What the exercise asks »
Repeat the whole listing below, word for word.

Records from a dataset »
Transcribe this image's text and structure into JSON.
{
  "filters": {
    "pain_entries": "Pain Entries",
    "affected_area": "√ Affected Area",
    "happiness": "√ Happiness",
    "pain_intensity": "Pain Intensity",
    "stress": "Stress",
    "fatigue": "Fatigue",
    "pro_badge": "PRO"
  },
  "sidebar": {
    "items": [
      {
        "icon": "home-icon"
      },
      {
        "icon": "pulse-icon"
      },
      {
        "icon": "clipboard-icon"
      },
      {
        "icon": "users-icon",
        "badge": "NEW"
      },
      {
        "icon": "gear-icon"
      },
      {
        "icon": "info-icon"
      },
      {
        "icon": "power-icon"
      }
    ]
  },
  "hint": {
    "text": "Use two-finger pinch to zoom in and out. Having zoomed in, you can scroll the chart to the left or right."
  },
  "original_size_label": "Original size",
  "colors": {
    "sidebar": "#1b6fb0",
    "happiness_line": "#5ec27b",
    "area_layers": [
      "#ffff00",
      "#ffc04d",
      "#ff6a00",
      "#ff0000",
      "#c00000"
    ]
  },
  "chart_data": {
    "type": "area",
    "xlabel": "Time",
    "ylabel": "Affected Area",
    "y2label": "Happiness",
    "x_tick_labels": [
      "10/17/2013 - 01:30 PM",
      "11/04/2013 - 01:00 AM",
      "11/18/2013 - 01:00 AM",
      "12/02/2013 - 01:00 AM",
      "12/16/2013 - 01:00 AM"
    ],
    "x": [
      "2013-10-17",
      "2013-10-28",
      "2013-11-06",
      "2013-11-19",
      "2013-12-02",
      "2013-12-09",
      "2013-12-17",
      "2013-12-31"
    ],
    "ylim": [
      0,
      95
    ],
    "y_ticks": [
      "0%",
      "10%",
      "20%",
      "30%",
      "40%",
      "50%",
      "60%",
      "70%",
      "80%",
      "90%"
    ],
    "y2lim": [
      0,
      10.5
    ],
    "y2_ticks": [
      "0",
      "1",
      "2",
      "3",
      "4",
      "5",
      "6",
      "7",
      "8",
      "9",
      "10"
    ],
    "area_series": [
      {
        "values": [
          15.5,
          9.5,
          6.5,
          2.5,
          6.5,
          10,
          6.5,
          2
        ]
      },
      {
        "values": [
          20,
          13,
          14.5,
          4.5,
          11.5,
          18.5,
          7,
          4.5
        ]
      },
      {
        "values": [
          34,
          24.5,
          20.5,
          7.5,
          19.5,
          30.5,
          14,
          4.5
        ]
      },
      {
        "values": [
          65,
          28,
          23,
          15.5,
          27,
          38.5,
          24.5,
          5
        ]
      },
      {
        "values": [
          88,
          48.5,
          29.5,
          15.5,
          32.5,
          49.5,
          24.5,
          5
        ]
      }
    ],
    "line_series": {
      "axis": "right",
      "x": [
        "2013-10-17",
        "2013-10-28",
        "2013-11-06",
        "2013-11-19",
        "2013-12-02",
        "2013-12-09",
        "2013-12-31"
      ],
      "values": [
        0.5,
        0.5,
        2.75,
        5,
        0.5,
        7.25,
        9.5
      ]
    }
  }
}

Result »
Transcribe this image's text and structure into JSON.
{
  "filters": {
    "pain_entries": "Pain Entries",
    "affected_area": "√ Affected Area",
    "happiness": "√ Happiness",
    "pain_intensity": "Pain Intensity",
    "stress": "Stress",
    "fatigue": "Fatigue",
    "pro_badge": "PRO"
  },
  "sidebar": {
    "items": [
      {
        "icon": "home-icon"
      },
      {
        "icon": "pulse-icon"
      },
      {
        "icon": "clipboard-icon"
      },
      {
        "icon": "users-icon",
        "badge": "NEW"
      },
      {
        "icon": "gear-icon"
      },
      {
        "icon": "info-icon"
      },
      {
        "icon": "power-icon"
      }
    ]
  },
  "hint": {
    "text": "Use two-finger pinch to zoom in and out. Having zoomed in, you can scroll the chart to the left or right."
  },
  "original_size_label": "Original size",
  "colors": {
    "sidebar": "#1b6fb0",
    "happiness_line": "#5ec27b",
    "area_layers": [
      "#ffff00",
      "#ffc04d",
      "#ff6a00",
      "#ff0000",
      "#c00000"
    ]
  },
  "chart_data": {
    "type": "area",
    "xlabel": "Time",
    "ylabel": "Affected Area",
    "y2label": "Happiness",
    "x_tick_labels": [
      "10/17/2013 - 01:30 PM",
      "11/04/2013 - 01:00 AM",
      "11/18/2013 - 01:00 AM",
      "12/02/2013 - 01:00 AM",
      "12/16/2013 - 01:00 AM"
    ],
    "x": [
      "2013-10-17",
      "2013-10-28",
      "2013-11-06",
      "2013-11-19",
      "2013-12-02",
      "2013-12-09",
      "2013-12-17",
      "2013-12-31"
    ],
    "ylim": [
      0,
      95
    ],
    "y_ticks": [
      "0%",
      "10%",
      "20%",
      "30%",
      "40%",
      "50%",
      "60%",
      "70%",
      "80%",
      "90%"
    ],
    "y2lim": [
      0,
      10.5
    ],
    "y2_ticks": [
      "0",
      "1",
      "2",
      "3",
      "4",
      "5",
      "6",
      "7",
      "8",
      "9",
      "10"
    ],
    "area_series": [
      {
        "values": [
          15.5,
          9.5,
          6.5,
          2.5,
          6.5,
          10,
          6.5,
          2
        ]
      },
      {
        "values": [
          20,
          13,
          14.5,
          4.5,
          11.5,
          18.5,
          7,
          4.5
        ]
      },
      {
        "values": [
          34,
          24.5,
          20.5,
          7.5,
          19.5,
          30.5,
          14,
          4.5
        ]
      },
      {
        "values": [
          65,
          28,
          23,
          15.5,
          27,
          38.5,
          24.5,
          5
        ]
      },
      {
        "values": [
          88,
          48.5,
          29.5,
          15.5,
          32.5,
          49.5,
          24.5,
          5
        ]
      }
    ],
    "line_series": {
      "axis": "right",
      "x": [
        "2013-10-17",
        "2013-10-28",
        "2013-11-06",
        "2013-11-19",
        "2013-12-02",
        "2013-12-09",
        "2013-12-31"
      ],
      "values": [
        0.5,
        0.5,
        2.75,
        5,
        0.5,
        7.25,
        9.5
      ]
    }
  }
}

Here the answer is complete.